_INSTRUCTIONS TO FOLLOW_: Look through the lines below and extract each one that contains "Core".

_MATERIAL FOR THIS EXERCISE_:
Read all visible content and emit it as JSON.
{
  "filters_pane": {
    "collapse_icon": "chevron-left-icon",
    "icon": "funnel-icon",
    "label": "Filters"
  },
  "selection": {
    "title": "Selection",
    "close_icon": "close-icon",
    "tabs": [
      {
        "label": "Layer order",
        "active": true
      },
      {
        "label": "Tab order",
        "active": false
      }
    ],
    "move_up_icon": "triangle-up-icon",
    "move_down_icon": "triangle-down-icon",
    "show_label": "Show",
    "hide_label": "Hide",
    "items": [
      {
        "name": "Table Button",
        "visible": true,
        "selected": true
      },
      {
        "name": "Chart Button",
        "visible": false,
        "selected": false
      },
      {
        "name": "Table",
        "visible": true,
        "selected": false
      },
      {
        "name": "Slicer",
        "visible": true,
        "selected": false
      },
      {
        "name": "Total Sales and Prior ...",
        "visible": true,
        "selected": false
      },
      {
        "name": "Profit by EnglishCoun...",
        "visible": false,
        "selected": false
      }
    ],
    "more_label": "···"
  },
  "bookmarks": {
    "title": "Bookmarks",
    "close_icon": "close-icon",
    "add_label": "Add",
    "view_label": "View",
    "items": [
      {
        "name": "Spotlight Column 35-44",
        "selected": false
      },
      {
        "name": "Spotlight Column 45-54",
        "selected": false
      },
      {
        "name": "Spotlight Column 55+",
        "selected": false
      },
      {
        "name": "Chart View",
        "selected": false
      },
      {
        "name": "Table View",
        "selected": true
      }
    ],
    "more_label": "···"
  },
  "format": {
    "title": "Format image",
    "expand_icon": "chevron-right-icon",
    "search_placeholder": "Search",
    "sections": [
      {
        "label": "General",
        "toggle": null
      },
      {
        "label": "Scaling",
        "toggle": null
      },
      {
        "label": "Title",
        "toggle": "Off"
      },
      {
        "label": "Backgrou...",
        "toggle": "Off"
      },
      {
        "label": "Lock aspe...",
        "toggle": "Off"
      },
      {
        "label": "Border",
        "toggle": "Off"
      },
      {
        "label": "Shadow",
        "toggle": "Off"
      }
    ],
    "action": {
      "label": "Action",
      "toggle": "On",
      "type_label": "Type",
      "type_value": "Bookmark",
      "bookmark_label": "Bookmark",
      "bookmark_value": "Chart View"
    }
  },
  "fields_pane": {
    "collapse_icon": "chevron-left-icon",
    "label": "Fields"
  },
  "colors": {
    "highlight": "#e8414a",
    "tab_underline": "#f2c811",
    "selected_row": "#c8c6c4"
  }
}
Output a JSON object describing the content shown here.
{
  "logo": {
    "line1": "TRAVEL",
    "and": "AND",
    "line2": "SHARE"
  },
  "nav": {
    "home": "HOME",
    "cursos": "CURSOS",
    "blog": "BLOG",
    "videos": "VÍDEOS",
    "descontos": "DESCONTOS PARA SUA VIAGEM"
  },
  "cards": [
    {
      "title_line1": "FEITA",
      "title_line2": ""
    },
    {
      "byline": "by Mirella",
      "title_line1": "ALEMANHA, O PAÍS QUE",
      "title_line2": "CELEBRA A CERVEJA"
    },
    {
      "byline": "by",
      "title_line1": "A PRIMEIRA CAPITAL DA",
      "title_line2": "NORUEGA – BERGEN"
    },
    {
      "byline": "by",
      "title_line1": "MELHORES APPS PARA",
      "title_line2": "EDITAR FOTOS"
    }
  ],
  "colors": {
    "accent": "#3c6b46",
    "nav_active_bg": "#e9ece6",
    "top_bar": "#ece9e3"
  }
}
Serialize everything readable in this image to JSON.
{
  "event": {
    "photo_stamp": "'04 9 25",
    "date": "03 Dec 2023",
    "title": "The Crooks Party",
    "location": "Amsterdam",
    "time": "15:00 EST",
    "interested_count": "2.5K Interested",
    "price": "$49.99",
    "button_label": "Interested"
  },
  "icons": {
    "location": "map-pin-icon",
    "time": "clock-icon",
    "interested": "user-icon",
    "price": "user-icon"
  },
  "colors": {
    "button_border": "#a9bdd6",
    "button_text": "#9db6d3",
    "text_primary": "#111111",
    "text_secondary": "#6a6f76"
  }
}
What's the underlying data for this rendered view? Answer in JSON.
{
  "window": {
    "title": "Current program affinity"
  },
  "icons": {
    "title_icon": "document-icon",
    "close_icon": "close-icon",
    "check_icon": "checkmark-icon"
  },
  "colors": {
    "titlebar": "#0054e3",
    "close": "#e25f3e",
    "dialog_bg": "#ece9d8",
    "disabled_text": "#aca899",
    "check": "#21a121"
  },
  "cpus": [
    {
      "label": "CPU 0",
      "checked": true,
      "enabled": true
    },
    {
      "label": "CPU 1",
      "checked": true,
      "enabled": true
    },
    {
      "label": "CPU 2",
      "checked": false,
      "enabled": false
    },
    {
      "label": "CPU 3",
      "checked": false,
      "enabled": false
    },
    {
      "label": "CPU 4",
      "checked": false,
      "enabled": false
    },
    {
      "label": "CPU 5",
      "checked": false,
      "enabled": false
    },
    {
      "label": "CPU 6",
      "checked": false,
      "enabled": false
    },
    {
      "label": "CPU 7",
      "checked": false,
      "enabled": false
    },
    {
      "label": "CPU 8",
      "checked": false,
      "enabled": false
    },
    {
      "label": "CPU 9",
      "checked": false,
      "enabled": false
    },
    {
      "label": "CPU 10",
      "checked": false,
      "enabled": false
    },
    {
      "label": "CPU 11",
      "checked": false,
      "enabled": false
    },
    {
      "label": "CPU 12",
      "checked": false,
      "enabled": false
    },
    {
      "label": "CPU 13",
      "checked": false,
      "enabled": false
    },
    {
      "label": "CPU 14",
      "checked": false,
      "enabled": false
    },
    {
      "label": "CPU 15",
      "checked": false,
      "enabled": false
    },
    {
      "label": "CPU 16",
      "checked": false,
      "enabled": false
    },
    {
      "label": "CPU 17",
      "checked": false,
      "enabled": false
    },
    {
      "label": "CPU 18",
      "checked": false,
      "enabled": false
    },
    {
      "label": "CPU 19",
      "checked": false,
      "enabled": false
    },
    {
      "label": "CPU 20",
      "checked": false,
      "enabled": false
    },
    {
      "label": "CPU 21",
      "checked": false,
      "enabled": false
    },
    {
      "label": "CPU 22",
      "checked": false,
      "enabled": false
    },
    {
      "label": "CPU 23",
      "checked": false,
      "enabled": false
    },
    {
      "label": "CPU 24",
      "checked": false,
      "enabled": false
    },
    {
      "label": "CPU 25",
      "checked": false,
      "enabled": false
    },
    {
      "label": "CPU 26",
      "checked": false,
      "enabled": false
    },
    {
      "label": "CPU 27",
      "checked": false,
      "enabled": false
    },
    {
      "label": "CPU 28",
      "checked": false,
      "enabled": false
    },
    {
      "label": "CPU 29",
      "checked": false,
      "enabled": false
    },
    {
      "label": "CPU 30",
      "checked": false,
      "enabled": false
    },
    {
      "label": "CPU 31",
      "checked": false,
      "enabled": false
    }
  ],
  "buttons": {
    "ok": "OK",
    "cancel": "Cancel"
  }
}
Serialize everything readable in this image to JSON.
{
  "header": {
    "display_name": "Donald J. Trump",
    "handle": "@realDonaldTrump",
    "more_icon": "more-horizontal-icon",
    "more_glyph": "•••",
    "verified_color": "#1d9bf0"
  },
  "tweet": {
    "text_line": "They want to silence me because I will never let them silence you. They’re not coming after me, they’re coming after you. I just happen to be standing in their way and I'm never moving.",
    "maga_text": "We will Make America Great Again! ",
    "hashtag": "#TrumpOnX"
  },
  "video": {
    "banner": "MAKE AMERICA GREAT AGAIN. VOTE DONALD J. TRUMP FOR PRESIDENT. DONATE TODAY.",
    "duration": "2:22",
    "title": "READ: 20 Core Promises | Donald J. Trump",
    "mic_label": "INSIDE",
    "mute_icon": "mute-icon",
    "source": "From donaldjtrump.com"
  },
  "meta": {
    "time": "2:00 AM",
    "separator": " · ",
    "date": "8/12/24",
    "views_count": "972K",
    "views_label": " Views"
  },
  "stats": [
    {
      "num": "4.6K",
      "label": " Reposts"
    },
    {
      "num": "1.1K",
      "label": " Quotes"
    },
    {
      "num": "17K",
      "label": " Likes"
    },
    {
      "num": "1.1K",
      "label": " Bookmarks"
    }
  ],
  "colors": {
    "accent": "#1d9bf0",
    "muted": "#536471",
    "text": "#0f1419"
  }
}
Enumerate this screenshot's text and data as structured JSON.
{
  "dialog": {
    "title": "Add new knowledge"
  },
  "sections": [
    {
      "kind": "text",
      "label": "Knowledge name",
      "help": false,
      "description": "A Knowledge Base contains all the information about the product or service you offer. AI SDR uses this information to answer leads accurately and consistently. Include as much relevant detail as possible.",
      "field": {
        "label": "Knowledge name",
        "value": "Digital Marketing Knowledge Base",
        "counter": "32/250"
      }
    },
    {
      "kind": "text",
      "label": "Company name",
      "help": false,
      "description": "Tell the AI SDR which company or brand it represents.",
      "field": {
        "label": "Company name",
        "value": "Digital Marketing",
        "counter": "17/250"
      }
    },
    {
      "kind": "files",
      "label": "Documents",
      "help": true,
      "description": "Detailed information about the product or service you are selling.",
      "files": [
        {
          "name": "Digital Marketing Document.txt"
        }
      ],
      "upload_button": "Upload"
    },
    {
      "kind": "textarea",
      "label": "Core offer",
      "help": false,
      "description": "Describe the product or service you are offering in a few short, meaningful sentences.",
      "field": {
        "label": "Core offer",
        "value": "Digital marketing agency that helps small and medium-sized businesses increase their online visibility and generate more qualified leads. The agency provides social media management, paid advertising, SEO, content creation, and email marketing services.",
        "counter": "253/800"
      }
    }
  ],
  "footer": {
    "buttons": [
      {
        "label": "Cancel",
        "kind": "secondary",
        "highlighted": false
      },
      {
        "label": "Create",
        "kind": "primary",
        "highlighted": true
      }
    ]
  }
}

_WORKED SOLUTION_:
    "title": "READ: 20 Core Promises | Donald J. Trump",
      "label": "Core offer",
        "label": "Core offer",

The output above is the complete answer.